* _Exercise goal_: Go through the material below and copy each line where the word "ylabel" appears.
◆ ◆ ◆ ◆ ◆ ◆ ◆
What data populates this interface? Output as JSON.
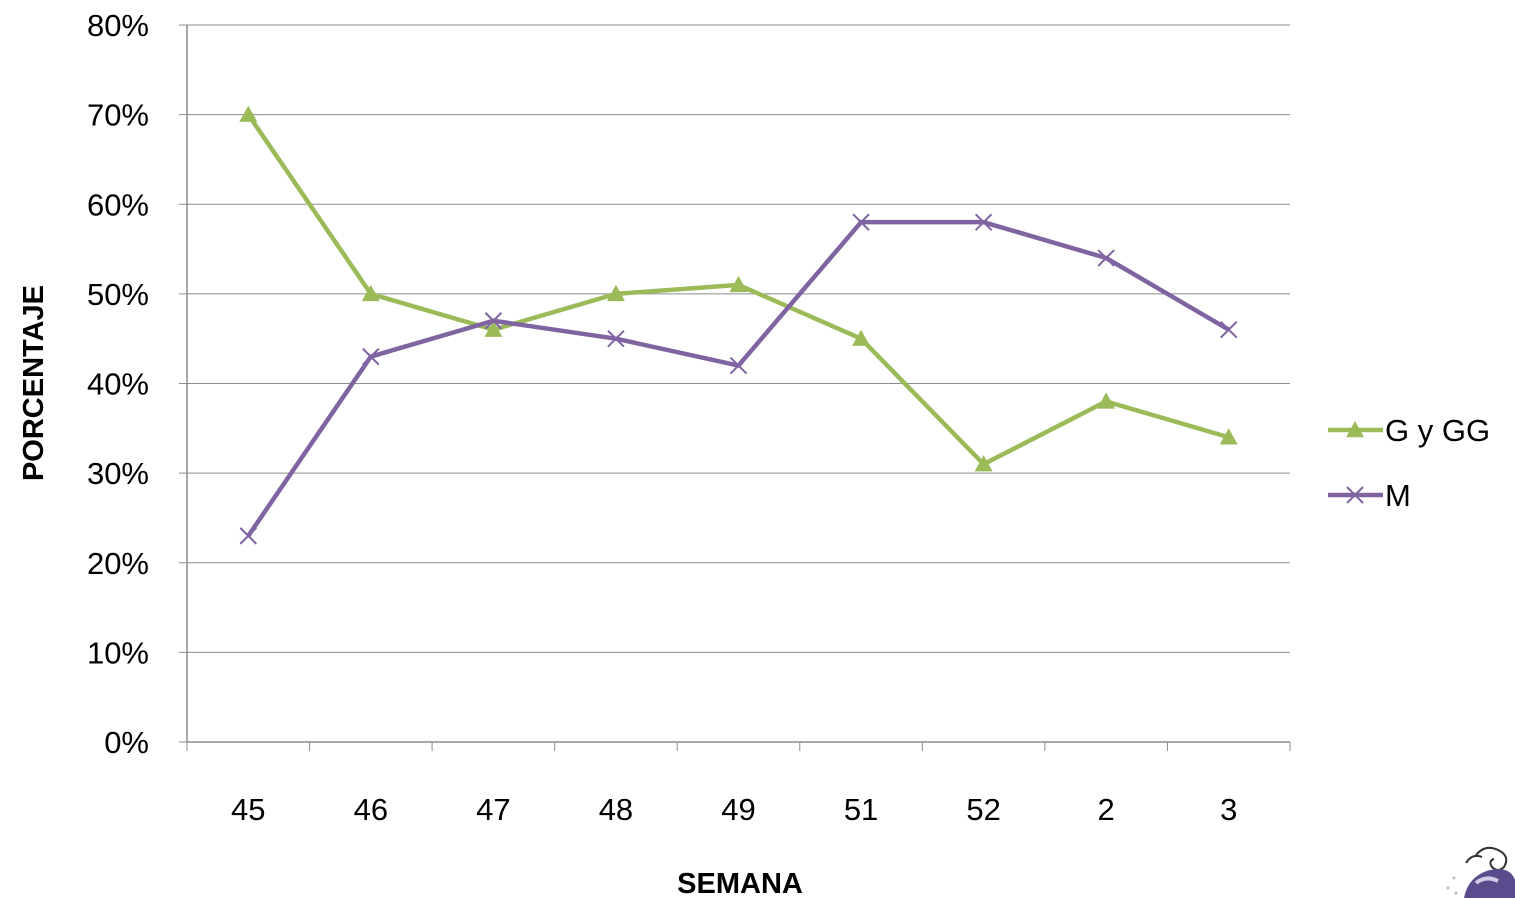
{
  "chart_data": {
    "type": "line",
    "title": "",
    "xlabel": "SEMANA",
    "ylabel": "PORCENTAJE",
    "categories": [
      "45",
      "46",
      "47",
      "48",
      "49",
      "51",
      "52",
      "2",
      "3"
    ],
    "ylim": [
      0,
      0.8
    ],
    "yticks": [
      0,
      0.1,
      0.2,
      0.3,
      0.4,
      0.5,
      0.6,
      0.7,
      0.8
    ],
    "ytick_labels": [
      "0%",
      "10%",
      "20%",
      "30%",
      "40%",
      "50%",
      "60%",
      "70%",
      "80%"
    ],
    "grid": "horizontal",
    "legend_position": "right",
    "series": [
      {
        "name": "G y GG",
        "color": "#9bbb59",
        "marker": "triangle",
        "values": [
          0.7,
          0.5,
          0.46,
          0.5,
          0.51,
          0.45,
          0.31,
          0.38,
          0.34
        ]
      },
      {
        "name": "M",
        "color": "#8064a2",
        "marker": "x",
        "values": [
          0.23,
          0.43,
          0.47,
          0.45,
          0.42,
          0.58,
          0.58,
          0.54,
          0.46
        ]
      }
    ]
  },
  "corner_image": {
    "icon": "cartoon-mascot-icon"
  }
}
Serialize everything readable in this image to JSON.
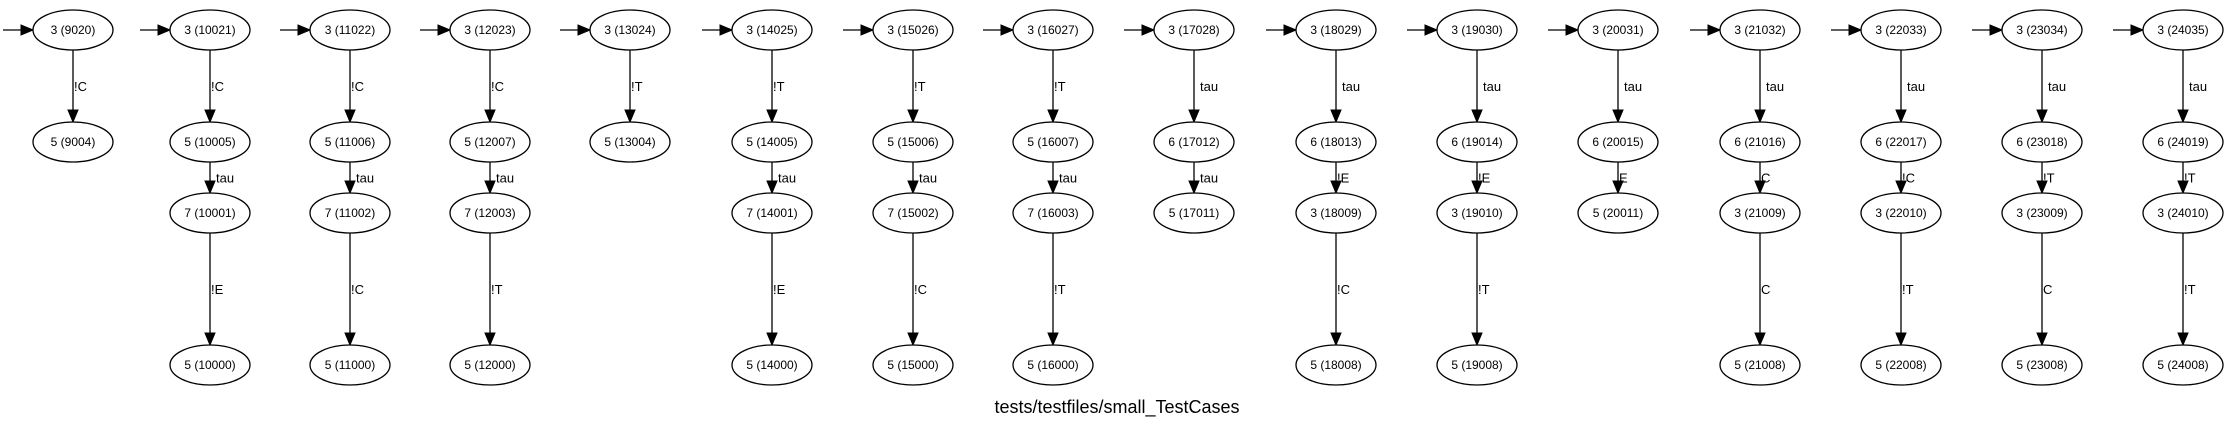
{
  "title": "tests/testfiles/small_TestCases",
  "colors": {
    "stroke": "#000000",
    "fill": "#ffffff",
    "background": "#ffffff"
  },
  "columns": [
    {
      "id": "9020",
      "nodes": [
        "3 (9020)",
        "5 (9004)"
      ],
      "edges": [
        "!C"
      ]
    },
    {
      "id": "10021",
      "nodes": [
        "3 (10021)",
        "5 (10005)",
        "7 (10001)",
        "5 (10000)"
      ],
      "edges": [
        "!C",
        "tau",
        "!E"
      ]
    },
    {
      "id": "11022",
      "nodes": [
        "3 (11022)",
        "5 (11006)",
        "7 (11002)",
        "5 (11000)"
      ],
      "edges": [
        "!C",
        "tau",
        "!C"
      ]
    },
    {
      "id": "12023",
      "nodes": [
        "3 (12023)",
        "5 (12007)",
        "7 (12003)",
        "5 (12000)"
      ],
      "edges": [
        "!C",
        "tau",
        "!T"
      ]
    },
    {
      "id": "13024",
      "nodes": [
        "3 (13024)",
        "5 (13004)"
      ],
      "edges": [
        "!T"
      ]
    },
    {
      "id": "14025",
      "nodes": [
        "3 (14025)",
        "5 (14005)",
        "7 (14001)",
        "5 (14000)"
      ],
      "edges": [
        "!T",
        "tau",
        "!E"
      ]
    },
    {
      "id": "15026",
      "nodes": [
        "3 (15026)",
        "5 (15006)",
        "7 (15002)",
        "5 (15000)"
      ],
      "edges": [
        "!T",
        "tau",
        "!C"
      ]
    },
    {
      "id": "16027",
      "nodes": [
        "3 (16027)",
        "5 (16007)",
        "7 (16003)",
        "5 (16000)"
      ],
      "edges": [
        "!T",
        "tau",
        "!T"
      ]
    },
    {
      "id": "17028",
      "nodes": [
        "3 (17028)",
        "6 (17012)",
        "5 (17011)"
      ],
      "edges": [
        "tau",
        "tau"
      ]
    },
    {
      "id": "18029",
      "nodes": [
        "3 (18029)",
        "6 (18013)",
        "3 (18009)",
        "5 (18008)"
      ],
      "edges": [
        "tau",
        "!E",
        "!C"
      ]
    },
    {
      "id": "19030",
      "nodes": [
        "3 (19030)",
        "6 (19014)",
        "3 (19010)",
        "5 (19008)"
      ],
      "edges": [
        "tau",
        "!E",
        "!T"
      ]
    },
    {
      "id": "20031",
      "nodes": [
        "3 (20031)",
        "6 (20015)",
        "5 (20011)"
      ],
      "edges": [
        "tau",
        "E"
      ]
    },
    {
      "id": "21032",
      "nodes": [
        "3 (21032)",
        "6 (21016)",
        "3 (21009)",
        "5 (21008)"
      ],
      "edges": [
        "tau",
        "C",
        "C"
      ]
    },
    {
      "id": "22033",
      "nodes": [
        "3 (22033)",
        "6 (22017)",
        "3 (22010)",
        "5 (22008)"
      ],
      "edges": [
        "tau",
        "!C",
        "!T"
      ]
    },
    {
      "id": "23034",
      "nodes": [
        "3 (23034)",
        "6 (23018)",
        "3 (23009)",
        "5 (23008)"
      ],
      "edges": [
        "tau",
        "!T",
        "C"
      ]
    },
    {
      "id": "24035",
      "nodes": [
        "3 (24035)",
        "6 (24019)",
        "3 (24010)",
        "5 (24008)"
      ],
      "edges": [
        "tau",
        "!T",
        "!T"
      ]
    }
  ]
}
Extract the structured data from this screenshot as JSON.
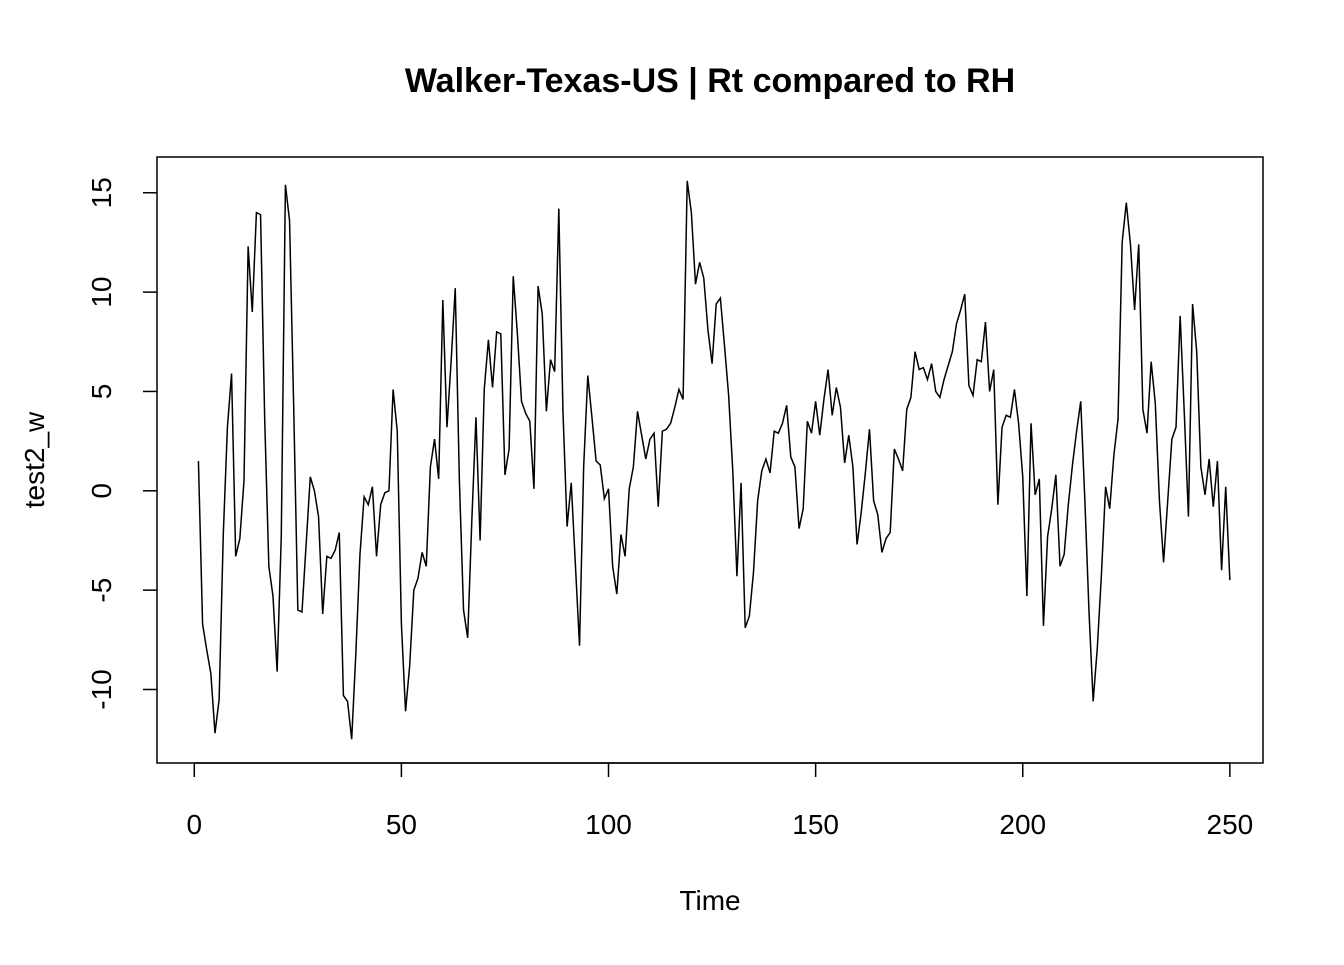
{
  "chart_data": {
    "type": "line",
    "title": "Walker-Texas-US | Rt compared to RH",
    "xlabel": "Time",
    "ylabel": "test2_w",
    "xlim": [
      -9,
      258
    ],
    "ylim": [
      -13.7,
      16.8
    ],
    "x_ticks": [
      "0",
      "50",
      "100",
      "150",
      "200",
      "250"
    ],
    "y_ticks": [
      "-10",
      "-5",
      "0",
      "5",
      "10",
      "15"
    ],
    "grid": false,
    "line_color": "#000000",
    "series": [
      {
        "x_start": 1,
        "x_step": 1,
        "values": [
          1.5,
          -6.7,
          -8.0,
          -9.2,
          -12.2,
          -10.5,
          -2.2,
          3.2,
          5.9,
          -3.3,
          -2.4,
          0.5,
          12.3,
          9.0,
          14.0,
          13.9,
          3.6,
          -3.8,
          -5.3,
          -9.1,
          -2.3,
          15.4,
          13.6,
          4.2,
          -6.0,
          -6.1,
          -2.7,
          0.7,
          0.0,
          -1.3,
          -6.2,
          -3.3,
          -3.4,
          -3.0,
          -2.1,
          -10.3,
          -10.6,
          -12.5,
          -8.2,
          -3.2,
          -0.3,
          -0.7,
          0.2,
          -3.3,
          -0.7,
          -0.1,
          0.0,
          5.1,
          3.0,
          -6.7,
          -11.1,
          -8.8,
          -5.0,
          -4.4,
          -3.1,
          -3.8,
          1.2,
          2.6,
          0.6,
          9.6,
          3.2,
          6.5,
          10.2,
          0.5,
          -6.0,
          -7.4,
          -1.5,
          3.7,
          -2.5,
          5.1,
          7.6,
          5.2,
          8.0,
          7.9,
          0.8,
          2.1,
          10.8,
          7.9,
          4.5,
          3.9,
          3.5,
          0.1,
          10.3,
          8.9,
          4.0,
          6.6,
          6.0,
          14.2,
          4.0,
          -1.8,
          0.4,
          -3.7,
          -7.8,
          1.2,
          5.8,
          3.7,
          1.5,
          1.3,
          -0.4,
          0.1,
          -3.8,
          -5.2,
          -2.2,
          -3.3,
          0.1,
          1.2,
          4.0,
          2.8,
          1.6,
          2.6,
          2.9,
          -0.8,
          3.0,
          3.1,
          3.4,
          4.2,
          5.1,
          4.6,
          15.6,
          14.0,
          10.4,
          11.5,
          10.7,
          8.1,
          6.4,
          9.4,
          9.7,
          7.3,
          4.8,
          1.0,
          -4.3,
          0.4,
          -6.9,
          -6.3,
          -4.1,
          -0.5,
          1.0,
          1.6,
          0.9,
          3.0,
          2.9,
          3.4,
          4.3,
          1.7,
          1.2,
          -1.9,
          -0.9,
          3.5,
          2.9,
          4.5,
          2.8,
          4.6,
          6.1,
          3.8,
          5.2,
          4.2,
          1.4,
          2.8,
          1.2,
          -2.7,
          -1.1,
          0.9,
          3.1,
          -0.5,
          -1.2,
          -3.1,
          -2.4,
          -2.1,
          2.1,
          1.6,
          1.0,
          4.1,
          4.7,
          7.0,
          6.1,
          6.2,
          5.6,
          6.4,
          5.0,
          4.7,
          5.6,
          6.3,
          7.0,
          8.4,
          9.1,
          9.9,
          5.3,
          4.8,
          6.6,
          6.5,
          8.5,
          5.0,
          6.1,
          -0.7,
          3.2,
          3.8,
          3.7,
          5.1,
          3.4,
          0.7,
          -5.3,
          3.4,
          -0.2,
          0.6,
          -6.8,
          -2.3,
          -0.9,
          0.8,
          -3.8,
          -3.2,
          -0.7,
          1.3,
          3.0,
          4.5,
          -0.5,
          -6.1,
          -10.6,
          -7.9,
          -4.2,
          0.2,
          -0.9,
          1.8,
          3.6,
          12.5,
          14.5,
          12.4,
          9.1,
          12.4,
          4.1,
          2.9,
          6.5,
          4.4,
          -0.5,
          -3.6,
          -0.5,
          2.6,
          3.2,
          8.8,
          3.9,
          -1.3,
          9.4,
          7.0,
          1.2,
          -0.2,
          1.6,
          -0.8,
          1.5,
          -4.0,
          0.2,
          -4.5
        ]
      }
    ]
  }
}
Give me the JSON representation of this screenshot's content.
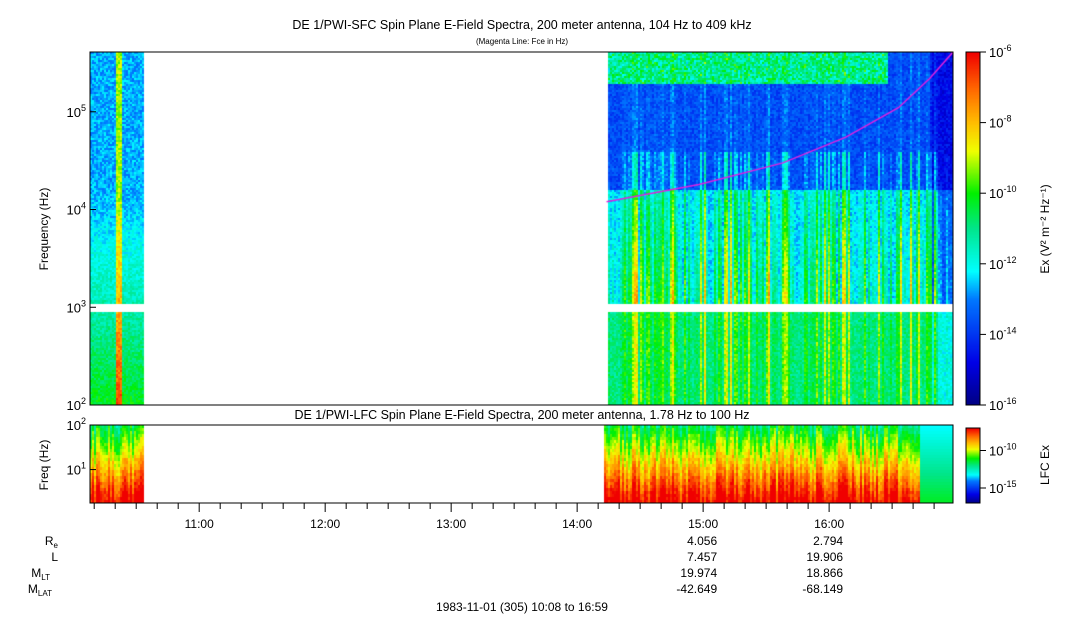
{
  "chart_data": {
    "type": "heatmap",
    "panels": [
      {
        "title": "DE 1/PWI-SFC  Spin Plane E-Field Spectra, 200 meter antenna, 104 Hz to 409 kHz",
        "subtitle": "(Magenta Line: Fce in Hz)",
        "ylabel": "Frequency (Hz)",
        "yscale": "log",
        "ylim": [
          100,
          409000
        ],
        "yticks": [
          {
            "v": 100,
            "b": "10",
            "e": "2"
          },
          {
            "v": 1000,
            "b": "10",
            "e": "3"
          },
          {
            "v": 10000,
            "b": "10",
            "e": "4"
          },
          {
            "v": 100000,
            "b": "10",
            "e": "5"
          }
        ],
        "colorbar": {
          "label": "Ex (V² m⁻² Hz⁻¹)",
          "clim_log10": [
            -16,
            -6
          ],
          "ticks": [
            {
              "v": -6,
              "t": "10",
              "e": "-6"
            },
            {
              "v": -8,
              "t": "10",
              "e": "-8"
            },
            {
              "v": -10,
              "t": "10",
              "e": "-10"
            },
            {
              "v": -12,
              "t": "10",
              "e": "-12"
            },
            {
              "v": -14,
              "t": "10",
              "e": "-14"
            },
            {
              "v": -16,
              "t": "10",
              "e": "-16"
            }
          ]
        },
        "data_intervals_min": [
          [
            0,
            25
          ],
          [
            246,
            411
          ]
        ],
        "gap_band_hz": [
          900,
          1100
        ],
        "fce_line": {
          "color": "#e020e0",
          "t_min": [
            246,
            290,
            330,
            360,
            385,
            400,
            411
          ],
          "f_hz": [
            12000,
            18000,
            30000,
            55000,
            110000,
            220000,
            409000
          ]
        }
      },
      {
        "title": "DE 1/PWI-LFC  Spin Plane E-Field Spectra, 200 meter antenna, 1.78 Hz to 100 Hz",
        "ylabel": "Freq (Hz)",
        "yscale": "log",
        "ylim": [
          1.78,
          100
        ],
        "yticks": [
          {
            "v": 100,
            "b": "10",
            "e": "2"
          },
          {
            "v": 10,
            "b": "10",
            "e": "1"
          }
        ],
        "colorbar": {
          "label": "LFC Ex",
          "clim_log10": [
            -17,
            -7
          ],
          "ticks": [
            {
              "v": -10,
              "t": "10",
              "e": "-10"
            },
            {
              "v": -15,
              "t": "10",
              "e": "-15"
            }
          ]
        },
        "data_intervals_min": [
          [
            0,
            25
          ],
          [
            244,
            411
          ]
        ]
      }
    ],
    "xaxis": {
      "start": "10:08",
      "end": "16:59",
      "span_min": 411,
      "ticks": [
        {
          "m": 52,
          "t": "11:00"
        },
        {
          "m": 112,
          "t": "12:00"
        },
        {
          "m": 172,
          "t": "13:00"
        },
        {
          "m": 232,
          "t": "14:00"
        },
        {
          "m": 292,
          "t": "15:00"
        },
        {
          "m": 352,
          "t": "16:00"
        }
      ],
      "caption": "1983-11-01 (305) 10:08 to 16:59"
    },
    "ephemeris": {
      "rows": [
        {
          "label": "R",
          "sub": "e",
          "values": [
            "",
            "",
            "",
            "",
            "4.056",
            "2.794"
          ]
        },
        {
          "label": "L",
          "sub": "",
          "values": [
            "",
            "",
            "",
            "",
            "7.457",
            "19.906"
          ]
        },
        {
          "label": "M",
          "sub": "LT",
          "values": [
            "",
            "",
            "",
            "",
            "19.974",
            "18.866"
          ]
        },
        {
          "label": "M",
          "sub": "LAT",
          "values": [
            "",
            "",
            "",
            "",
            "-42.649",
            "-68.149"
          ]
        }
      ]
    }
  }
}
◆ ◆ ◆ ◆ ◆ ◆ ◆
* _Solved exercise_:
    "ylabel": "PORCENTAJE",
    "ylabel": "test2_w",
        "ylabel": "Frequency (Hz)",
        "ylabel": "Freq (Hz)",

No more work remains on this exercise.